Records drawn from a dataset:
[Start of section]

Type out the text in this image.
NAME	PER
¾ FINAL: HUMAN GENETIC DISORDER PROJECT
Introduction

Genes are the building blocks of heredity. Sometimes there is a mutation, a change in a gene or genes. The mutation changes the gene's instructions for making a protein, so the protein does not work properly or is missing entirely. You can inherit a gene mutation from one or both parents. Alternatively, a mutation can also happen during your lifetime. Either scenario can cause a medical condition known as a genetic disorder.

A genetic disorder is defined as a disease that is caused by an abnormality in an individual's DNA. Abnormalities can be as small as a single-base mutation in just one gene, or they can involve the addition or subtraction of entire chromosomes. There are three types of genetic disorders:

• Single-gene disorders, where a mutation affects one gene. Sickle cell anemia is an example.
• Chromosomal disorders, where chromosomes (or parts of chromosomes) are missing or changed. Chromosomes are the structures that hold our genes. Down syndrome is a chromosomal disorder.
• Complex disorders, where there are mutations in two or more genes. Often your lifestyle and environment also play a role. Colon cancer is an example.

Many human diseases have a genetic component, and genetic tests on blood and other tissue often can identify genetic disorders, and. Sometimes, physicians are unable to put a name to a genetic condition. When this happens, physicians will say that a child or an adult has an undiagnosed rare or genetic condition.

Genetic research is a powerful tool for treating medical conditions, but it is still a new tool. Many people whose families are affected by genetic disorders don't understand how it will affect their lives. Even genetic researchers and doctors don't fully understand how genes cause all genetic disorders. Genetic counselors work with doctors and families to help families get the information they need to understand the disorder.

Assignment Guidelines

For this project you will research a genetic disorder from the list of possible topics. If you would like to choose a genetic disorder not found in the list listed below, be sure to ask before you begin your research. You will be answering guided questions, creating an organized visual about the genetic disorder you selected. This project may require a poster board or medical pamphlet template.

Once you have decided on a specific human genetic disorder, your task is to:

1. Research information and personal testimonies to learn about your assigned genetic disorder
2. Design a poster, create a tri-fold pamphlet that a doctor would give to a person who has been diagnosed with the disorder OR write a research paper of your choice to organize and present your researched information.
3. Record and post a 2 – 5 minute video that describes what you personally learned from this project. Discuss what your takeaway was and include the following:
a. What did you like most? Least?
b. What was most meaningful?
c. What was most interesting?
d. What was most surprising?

[End of section]

Transcribe, exactly and completely, all of the entries.

▶ **Answer section**:
Type out the text in this image.
NAME	PER
¾ FINAL: HUMAN GENETIC DISORDER PROJECT
Introduction

Genes are the building blocks of heredity. Sometimes there is a mutation, a change in a gene or genes. The mutation changes the gene's instructions for making a protein, so the protein does not work properly or is missing entirely. You can inherit a gene mutation from one or both parents. Alternatively, a mutation can also happen during your lifetime. Either scenario can cause a medical condition known as a genetic disorder.

A genetic disorder is defined as a disease that is caused by an abnormality in an individual's DNA. Abnormalities can be as small as a single-base mutation in just one gene, or they can involve the addition or subtraction of entire chromosomes. There are three types of genetic disorders:

• Single-gene disorders, where a mutation affects one gene. Sickle cell anemia is an example.
• Chromosomal disorders, where chromosomes (or parts of chromosomes) are missing or changed. Chromosomes are the structures that hold our genes. Down syndrome is a chromosomal disorder.
• Complex disorders, where there are mutations in two or more genes. Often your lifestyle and environment also play a role. Colon cancer is an example.

Many human diseases have a genetic component, and genetic tests on blood and other tissue often can identify genetic disorders, and. Sometimes, physicians are unable to put a name to a genetic condition. When this happens, physicians will say that a child or an adult has an undiagnosed rare or genetic condition.

Genetic research is a powerful tool for treating medical conditions, but it is still a new tool. Many people whose families are affected by genetic disorders don't understand how it will affect their lives. Even genetic researchers and doctors don't fully understand how genes cause all genetic disorders. Genetic counselors work with doctors and families to help families get the information they need to understand the disorder.

Assignment Guidelines

For this project you will research a genetic disorder from the list of possible topics. If you would like to choose a genetic disorder not found in the list listed below, be sure to ask before you begin your research. You will be answering guided questions, creating an organized visual about the genetic disorder you selected. This project may require a poster board or medical pamphlet template.

Once you have decided on a specific human genetic disorder, your task is to:

1. Research information and personal testimonies to learn about your assigned genetic disorder
2. Design a poster, create a tri-fold pamphlet that a doctor would give to a person who has been diagnosed with the disorder OR write a research paper of your choice to organize and present your researched information.
3. Record and post a 2 – 5 minute video that describes what you personally learned from this project. Discuss what your takeaway was and include the following:
a. What did you like most? Least?
b. What was most meaningful?
c. What was most interesting?
d. What was most surprising?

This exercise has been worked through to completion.